- _What to work on_:
Reproduce the listing from its first line through the line containing "legend-label: O₃ = 150, 200, 250", with both of those lines included.

(Source data)
────
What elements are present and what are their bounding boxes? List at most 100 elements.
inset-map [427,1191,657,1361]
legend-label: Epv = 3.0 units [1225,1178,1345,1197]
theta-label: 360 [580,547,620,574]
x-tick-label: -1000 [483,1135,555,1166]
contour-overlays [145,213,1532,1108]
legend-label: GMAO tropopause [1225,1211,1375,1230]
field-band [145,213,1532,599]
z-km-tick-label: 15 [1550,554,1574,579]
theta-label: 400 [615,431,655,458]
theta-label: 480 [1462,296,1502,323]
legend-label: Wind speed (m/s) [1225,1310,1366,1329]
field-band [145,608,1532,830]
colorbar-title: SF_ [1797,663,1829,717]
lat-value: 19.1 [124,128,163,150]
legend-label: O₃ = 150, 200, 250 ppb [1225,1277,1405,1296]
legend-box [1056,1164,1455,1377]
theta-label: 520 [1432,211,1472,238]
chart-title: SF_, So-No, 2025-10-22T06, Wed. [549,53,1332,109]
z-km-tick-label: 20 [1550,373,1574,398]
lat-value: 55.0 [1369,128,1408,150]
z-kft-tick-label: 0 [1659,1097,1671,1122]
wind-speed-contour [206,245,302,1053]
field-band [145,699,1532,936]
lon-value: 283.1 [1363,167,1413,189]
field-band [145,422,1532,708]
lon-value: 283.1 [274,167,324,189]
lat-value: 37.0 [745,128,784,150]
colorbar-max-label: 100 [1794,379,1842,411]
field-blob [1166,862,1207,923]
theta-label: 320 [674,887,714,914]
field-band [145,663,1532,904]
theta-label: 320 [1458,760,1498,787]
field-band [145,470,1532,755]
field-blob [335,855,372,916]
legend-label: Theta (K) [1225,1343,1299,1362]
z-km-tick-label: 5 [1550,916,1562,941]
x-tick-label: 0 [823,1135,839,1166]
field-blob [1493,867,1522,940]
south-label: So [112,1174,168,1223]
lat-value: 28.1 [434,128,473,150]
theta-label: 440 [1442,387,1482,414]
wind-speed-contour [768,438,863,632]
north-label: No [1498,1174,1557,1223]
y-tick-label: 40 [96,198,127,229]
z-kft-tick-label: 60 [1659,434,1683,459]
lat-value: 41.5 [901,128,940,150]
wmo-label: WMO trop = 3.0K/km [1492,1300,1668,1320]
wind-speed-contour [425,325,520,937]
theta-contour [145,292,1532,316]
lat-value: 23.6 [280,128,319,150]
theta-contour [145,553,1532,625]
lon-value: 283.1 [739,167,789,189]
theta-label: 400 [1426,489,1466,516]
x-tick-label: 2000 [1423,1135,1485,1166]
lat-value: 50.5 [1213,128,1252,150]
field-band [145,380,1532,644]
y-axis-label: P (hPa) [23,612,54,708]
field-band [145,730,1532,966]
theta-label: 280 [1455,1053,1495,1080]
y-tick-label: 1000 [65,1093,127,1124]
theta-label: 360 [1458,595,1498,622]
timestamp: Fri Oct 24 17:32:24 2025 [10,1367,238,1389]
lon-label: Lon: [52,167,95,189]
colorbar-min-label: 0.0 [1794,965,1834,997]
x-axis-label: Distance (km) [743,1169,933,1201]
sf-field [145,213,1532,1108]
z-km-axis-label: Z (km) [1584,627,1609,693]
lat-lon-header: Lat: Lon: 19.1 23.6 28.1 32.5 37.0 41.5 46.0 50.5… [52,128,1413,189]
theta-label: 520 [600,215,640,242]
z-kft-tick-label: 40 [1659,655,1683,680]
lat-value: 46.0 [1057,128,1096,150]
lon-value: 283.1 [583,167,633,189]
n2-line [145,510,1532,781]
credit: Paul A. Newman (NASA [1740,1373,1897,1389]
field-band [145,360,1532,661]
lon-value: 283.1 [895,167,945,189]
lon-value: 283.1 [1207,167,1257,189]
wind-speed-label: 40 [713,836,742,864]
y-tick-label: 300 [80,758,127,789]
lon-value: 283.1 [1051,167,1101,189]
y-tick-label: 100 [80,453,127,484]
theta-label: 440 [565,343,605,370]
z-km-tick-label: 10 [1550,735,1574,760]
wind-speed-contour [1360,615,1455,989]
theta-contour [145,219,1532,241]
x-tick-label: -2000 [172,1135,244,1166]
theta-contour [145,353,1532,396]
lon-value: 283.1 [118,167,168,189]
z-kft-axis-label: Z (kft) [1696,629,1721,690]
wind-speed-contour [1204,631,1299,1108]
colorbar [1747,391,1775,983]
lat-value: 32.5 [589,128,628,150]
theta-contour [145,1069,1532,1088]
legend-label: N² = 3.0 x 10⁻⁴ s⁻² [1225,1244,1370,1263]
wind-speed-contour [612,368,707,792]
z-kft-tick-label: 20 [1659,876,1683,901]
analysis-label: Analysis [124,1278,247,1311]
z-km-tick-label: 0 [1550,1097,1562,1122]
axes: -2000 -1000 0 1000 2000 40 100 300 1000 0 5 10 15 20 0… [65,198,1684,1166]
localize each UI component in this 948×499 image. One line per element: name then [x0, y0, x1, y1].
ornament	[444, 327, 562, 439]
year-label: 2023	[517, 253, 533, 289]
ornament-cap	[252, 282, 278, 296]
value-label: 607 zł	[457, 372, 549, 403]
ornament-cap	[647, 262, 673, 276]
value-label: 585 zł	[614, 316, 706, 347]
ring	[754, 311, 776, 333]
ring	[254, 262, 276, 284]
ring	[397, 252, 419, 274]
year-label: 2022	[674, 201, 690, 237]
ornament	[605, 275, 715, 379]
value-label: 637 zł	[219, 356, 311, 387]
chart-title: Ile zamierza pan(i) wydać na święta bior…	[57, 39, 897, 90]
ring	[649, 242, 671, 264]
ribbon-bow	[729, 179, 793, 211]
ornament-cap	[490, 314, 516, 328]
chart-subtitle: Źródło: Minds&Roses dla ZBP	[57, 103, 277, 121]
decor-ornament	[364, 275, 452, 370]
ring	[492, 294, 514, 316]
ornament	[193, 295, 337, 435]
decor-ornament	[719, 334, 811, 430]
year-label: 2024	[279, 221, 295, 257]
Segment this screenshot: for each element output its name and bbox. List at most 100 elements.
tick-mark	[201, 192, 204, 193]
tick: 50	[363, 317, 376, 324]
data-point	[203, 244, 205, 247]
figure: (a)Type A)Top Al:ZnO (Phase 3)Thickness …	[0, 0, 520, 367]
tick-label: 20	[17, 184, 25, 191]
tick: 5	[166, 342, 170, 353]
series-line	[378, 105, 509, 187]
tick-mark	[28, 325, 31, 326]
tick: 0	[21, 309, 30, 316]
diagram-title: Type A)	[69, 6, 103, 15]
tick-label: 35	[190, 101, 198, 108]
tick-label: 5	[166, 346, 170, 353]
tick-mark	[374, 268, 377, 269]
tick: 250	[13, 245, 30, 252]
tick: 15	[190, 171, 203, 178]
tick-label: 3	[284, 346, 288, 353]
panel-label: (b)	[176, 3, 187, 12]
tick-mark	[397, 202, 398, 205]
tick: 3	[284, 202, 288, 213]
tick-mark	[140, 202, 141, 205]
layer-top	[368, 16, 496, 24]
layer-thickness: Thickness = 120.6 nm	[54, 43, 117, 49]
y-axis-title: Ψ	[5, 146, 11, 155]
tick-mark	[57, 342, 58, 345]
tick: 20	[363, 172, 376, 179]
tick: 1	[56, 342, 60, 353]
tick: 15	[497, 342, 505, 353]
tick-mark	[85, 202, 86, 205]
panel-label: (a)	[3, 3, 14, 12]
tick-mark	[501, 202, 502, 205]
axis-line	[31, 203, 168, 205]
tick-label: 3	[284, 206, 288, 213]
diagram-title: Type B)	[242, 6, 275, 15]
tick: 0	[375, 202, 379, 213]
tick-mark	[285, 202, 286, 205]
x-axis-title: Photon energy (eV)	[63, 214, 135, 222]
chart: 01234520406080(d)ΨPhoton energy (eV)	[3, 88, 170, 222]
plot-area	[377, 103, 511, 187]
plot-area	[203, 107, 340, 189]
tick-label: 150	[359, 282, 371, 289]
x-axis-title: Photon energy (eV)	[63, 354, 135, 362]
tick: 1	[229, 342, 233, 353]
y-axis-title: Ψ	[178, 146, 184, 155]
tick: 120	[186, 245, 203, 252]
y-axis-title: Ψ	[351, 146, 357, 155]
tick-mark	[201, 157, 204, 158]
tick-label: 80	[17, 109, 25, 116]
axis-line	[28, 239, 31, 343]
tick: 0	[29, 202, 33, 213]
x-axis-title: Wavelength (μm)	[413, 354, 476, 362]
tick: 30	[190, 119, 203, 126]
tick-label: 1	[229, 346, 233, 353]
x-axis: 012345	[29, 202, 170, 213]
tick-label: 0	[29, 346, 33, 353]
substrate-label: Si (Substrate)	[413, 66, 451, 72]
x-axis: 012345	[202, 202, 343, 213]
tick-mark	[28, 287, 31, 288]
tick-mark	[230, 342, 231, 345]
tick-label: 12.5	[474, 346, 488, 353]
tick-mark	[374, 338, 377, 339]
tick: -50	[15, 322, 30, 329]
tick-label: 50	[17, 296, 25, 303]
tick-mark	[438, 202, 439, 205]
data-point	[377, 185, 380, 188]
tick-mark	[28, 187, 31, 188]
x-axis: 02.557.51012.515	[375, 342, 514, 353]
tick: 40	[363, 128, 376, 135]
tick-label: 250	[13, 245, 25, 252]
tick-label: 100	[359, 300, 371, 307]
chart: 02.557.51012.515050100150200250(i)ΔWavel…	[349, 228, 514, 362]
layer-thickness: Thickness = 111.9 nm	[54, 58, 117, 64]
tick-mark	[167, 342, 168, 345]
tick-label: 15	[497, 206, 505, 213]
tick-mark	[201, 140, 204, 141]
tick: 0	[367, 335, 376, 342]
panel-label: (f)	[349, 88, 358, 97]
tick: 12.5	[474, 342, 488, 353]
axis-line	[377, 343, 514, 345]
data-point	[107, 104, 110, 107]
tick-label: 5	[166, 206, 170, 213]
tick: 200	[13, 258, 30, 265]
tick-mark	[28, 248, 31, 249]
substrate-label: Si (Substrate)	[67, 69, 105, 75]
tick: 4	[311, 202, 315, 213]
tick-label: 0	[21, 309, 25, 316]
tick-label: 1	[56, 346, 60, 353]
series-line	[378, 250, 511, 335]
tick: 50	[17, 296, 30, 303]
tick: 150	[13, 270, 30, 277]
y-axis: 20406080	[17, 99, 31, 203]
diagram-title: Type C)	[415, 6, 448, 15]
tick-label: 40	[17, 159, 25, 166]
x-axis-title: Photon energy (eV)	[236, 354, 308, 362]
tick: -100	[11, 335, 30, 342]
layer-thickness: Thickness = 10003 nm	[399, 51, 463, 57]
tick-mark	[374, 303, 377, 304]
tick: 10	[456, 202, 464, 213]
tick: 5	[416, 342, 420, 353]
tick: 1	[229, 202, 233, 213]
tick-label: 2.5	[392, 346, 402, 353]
────
- _In response_:
What elements are present and what are their bounding boxes? List at most 100 elements.
inset-map [427,1191,657,1361]
legend-label: Epv = 3.0 units [1225,1178,1345,1197]
theta-label: 360 [580,547,620,574]
x-tick-label: -1000 [483,1135,555,1166]
contour-overlays [145,213,1532,1108]
legend-label: GMAO tropopause [1225,1211,1375,1230]
field-band [145,213,1532,599]
z-km-tick-label: 15 [1550,554,1574,579]
theta-label: 400 [615,431,655,458]
theta-label: 480 [1462,296,1502,323]
legend-label: Wind speed (m/s) [1225,1310,1366,1329]
field-band [145,608,1532,830]
colorbar-title: SF_ [1797,663,1829,717]
lat-value: 19.1 [124,128,163,150]
legend-label: O₃ = 150, 200, 250 ppb [1225,1277,1405,1296]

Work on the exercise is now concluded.